Dataset entries
** START **

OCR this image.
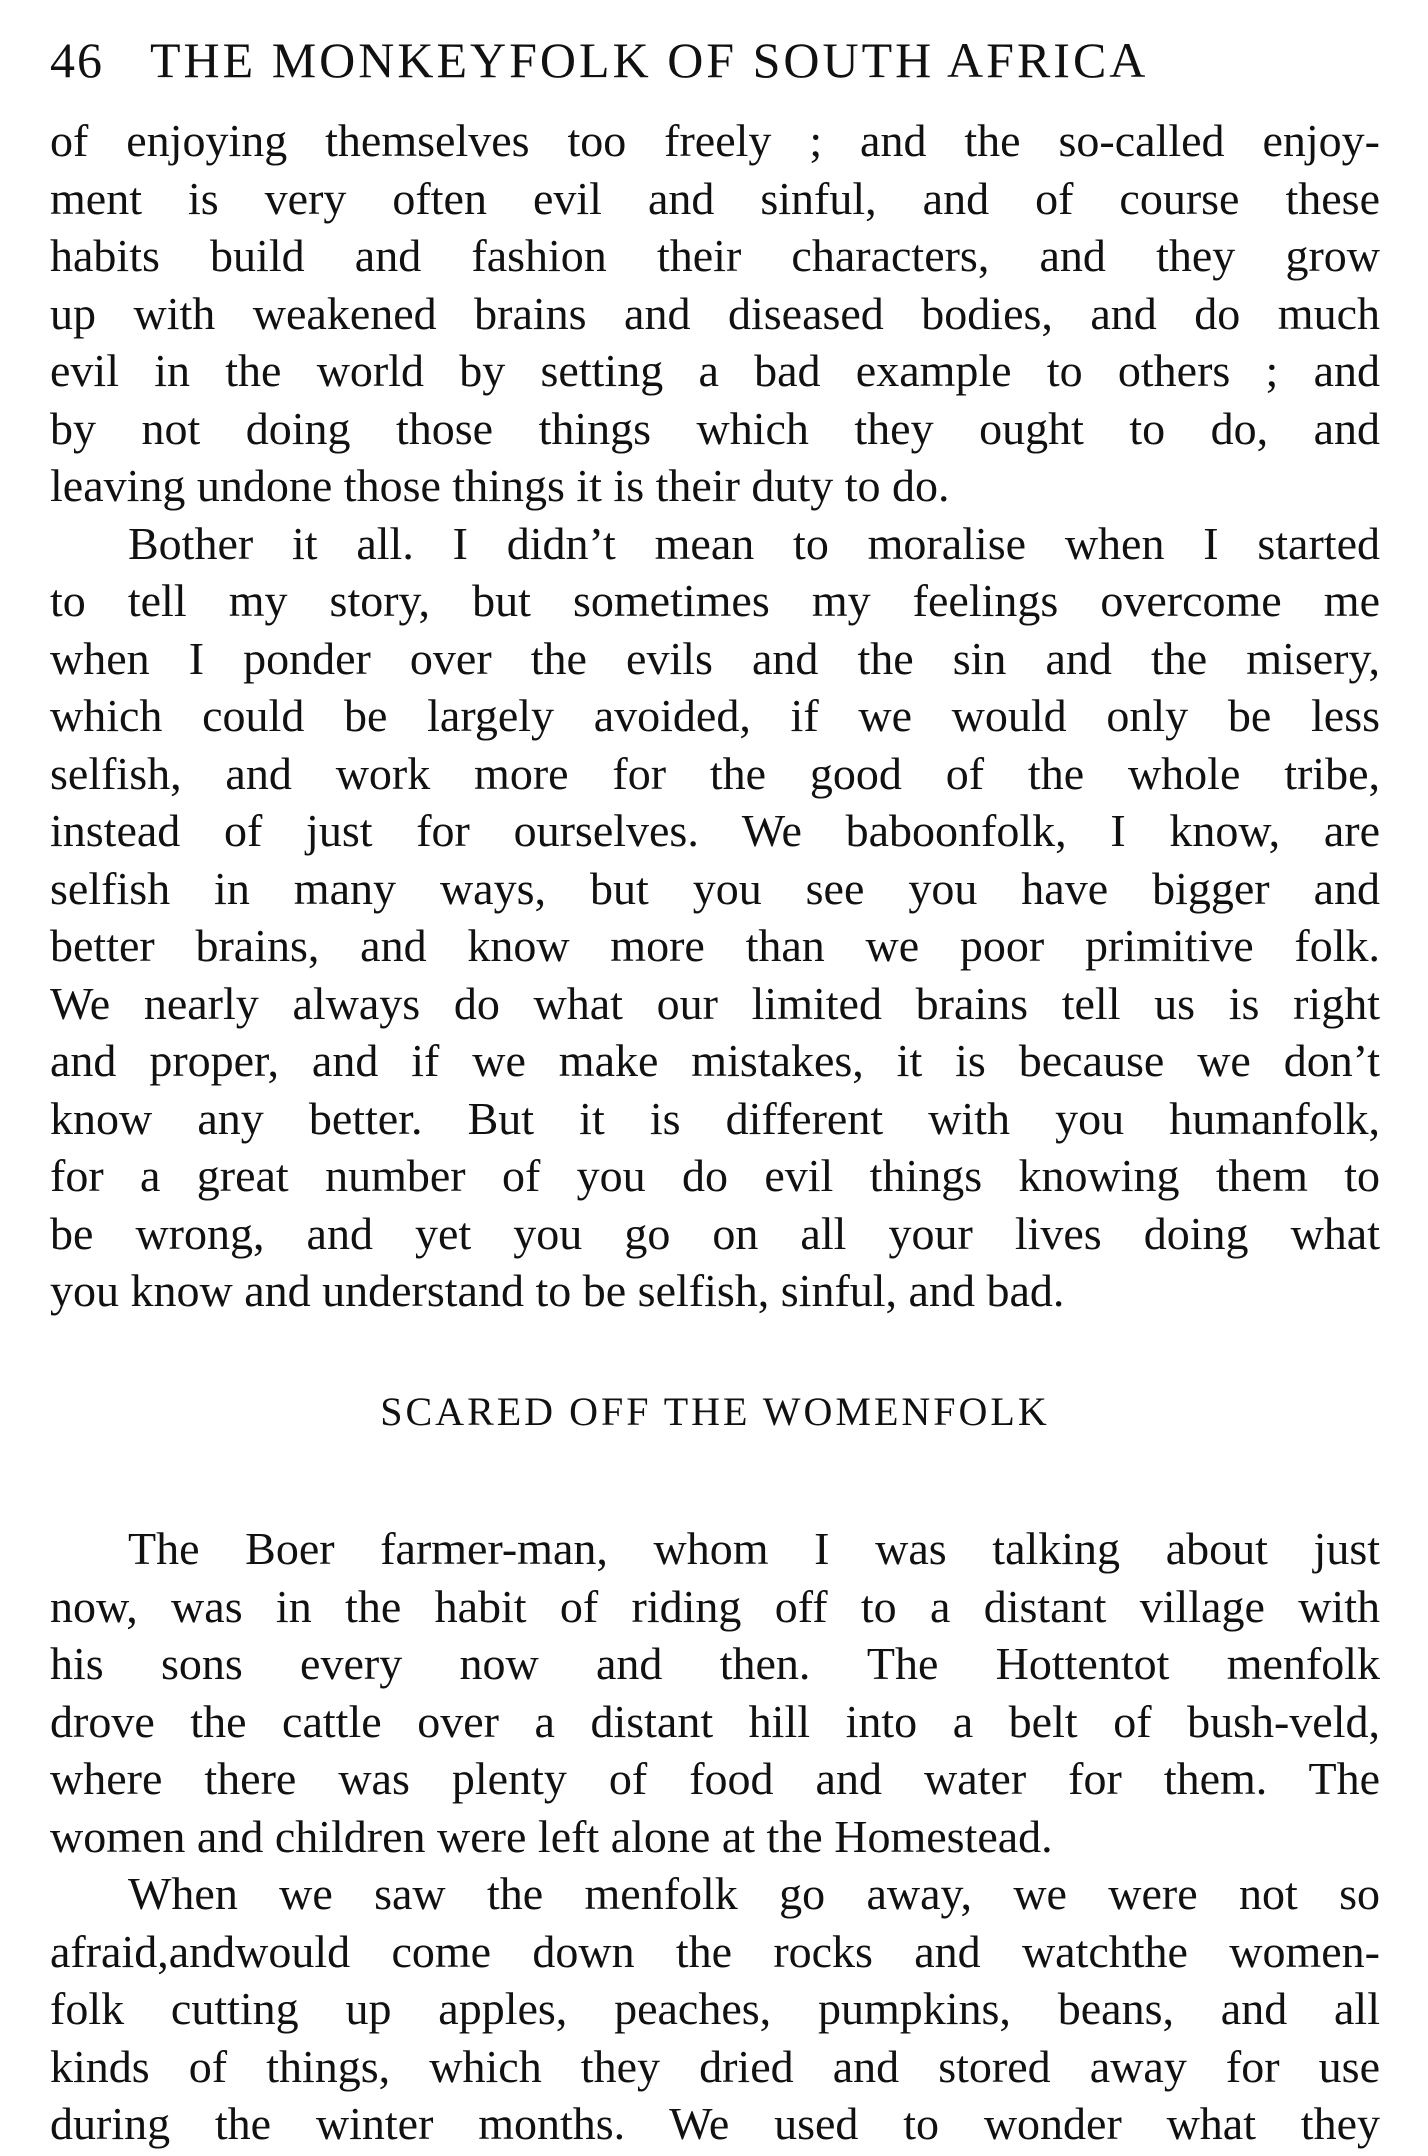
46 THE MONKEYFOLK OF SOUTH AFRICA
of enjoying themselves too freely ; and the so-called enjoy-
ment is very often evil and sinful, and of course these
habits build and fashion their characters, and they grow
up with weakened brains and diseased bodies, and do much
evil in the world by setting a bad example to others ; and
by not doing those things which they ought to do, and
leaving undone those things it is their duty to do.
Bother it all. I didn’t mean to moralise when I started
to tell my story, but sometimes my feelings overcome me
when I ponder over the evils and the sin and the misery,
which could be largely avoided, if we would only be less
selfish, and work more for the good of the whole tribe,
instead of just for ourselves. We baboonfolk, I know, are
selfish in many ways, but you see you have bigger and
better brains, and know more than we poor primitive folk.
We nearly always do what our limited brains tell us is right
and proper, and if we make mistakes, it is because we don’t
know any better. But it is different with you humanfolk,
for a great number of you do evil things knowing them to
be wrong, and yet you go on all your lives doing what
you know and understand to be selfish, sinful, and bad.
SCARED OFF THE WOMENFOLK
The Boer farmer-man, whom I was talking about just
now, was in the habit of riding off to a distant village with
his sons every now and then. The Hottentot menfolk
drove the cattle over a distant hill into a belt of bush-veld,
where there was plenty of food and water for them. The
women and children were left alone at the Homestead.
When we saw the menfolk go away, we were not so
afraid,andwould come down the rocks and watchthe women-
folk cutting up apples, peaches, pumpkins, beans, and all
kinds of things, which they dried and stored away for use
during the winter months. We used to wonder what they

** END **

* [WHAT IS BEING ASKED]:
All lines that include "selfish" are to be gathered and copied.

* [RESULT]:
selfish, and work more for the good of the whole tribe,
selfish in many ways, but you see you have bigger and
you know and understand to be selfish, sinful, and bad.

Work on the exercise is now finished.